WHAT IS EXPECTED:
Print out the material that follows word for word.

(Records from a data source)
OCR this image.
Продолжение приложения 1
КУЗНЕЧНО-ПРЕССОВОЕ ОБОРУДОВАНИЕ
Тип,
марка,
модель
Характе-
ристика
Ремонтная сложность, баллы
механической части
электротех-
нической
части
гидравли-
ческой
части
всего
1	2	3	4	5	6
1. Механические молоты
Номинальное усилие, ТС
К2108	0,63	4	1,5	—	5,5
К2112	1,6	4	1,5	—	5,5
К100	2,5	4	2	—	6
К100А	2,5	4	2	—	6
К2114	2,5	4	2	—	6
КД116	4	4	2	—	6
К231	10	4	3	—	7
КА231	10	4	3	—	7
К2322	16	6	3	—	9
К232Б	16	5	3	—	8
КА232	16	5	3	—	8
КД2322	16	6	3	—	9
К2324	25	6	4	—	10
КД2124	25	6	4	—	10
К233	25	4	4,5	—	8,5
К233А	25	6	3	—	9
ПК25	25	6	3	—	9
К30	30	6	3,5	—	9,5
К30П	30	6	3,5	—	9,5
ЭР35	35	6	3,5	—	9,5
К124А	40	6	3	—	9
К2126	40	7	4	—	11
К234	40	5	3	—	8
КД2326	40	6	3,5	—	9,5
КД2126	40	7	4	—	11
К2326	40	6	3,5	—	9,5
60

EXERCISE SOLUTION:
OCR this image.
Продолжение приложения 1
КУЗНЕЧНО-ПРЕССОВОЕ ОБОРУДОВАНИЕ
Тип,
марка,
модель
Характе-
ристика
Ремонтная сложность, баллы
механической части
электротех-
нической
части
гидравли-
ческой
части
всего
1	2	3	4	5	6
1. Механические молоты
Номинальное усилие, ТС
К2108	0,63	4	1,5	—	5,5
К2112	1,6	4	1,5	—	5,5
К100	2,5	4	2	—	6
К100А	2,5	4	2	—	6
К2114	2,5	4	2	—	6
КД116	4	4	2	—	6
К231	10	4	3	—	7
КА231	10	4	3	—	7
К2322	16	6	3	—	9
К232Б	16	5	3	—	8
КА232	16	5	3	—	8
КД2322	16	6	3	—	9
К2324	25	6	4	—	10
КД2124	25	6	4	—	10
К233	25	4	4,5	—	8,5
К233А	25	6	3	—	9
ПК25	25	6	3	—	9
К30	30	6	3,5	—	9,5
К30П	30	6	3,5	—	9,5
ЭР35	35	6	3,5	—	9,5
К124А	40	6	3	—	9
К2126	40	7	4	—	11
К234	40	5	3	—	8
КД2326	40	6	3,5	—	9,5
КД2126	40	7	4	—	11
К2326	40	6	3,5	—	9,5
60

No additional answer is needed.